RECORDS FOR THE TASK
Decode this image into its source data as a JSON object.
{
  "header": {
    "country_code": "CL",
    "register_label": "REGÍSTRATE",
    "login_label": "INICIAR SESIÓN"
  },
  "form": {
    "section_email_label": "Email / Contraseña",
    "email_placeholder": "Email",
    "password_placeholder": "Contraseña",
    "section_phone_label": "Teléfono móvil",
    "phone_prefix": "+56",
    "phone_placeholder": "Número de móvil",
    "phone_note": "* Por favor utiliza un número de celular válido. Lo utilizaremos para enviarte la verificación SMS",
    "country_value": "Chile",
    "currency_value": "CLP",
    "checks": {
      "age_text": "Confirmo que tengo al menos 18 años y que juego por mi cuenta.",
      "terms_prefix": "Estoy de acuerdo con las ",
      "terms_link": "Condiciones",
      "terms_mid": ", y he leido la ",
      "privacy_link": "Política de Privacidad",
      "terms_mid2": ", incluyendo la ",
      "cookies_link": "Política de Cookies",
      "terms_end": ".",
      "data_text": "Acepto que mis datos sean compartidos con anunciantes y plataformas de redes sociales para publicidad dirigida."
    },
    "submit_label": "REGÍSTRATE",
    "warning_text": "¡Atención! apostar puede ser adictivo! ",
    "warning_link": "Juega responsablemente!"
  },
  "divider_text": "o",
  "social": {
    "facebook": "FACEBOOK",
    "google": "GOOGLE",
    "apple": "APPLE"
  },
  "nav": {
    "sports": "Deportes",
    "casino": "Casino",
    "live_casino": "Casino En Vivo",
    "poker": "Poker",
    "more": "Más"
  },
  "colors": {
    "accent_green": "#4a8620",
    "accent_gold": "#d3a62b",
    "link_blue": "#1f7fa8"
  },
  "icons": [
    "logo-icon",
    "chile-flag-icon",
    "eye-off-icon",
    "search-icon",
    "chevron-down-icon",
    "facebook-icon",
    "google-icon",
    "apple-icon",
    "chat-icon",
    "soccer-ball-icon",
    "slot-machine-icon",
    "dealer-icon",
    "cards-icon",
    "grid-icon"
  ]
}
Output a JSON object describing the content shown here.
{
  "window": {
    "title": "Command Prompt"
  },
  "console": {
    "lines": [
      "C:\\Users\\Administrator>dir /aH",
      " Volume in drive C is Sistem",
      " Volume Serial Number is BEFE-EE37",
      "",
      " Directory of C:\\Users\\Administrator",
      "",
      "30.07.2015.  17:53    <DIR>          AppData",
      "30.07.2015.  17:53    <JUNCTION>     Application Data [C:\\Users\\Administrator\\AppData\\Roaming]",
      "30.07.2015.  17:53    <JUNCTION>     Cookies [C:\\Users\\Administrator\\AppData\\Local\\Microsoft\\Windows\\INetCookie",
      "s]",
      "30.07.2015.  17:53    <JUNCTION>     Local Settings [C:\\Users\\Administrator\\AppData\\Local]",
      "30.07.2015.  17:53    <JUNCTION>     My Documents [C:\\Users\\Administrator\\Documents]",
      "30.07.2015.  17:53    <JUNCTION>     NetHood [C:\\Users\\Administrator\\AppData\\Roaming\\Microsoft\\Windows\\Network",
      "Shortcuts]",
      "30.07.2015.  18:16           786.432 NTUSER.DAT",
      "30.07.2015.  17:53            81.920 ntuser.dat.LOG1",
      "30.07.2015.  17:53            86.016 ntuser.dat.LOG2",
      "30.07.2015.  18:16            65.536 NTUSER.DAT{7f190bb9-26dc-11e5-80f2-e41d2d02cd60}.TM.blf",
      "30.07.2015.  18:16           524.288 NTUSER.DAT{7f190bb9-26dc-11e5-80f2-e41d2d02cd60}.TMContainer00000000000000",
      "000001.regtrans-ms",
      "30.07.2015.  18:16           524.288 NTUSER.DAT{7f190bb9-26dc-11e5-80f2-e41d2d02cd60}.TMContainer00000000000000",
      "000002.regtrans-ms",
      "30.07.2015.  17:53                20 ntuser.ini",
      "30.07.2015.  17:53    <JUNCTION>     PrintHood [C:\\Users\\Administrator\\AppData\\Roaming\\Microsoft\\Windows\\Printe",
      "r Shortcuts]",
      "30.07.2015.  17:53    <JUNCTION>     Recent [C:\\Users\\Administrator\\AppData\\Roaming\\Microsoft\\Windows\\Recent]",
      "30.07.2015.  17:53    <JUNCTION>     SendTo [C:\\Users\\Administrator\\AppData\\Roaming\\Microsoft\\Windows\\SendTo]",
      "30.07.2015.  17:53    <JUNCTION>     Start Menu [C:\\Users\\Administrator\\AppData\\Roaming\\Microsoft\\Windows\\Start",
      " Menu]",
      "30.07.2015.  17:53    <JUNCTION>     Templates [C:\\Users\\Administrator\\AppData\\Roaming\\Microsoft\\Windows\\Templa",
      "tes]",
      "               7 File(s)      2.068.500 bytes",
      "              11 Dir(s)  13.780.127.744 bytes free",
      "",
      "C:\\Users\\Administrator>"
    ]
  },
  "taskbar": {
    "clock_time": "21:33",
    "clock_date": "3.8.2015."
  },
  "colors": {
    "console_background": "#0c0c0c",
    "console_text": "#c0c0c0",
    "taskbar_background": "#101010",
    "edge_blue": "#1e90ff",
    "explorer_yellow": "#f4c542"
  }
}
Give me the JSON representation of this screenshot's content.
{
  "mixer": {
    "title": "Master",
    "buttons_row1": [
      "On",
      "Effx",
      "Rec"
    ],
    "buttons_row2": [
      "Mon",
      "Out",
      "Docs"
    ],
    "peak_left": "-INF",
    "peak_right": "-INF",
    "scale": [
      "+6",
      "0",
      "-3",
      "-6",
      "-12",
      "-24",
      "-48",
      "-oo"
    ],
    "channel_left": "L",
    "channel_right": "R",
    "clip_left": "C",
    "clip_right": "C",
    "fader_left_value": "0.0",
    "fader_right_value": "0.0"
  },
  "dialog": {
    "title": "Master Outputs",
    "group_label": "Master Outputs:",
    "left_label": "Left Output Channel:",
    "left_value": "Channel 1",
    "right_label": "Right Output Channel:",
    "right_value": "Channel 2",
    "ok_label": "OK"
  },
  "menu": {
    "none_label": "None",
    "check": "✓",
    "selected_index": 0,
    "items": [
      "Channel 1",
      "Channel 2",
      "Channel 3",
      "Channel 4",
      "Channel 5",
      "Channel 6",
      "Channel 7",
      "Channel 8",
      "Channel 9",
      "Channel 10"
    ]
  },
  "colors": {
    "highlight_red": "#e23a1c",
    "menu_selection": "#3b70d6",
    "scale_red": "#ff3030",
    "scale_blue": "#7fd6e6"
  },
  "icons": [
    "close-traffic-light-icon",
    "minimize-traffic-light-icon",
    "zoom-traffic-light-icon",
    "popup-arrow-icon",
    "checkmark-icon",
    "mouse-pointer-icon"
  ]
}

SHORT EXERCISE
Check each line above for the word "para" and give the number of lines that have it, nothing else.

ANSWER TO THE PROBLEM
2